**THE EXERCISE:** Output every record word for word.

**RECORDS FOR THIS TASK:**
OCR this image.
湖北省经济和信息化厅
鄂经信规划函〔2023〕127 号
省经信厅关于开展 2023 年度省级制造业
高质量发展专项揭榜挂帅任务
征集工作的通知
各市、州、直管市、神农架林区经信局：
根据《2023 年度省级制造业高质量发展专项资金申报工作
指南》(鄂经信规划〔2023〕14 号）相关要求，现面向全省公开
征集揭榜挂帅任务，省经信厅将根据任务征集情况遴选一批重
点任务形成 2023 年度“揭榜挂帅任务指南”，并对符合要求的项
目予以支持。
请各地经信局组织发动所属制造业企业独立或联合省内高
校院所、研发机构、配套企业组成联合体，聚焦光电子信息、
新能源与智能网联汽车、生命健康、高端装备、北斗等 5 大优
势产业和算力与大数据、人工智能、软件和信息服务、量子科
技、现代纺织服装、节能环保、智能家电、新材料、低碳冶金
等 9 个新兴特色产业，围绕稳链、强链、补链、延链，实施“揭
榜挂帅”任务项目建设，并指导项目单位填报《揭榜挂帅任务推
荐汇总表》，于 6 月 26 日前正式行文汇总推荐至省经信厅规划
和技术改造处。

**RESULT BELOW:**
OCR this image.
湖北省经济和信息化厅
鄂经信规划函〔2023〕127 号
省经信厅关于开展 2023 年度省级制造业
高质量发展专项揭榜挂帅任务
征集工作的通知
各市、州、直管市、神农架林区经信局：
根据《2023 年度省级制造业高质量发展专项资金申报工作
指南》(鄂经信规划〔2023〕14 号）相关要求，现面向全省公开
征集揭榜挂帅任务，省经信厅将根据任务征集情况遴选一批重
点任务形成 2023 年度“揭榜挂帅任务指南”，并对符合要求的项
目予以支持。
请各地经信局组织发动所属制造业企业独立或联合省内高
校院所、研发机构、配套企业组成联合体，聚焦光电子信息、
新能源与智能网联汽车、生命健康、高端装备、北斗等 5 大优
势产业和算力与大数据、人工智能、软件和信息服务、量子科
技、现代纺织服装、节能环保、智能家电、新材料、低碳冶金
等 9 个新兴特色产业，围绕稳链、强链、补链、延链，实施“揭
榜挂帅”任务项目建设，并指导项目单位填报《揭榜挂帅任务推
荐汇总表》，于 6 月 26 日前正式行文汇总推荐至省经信厅规划
和技术改造处。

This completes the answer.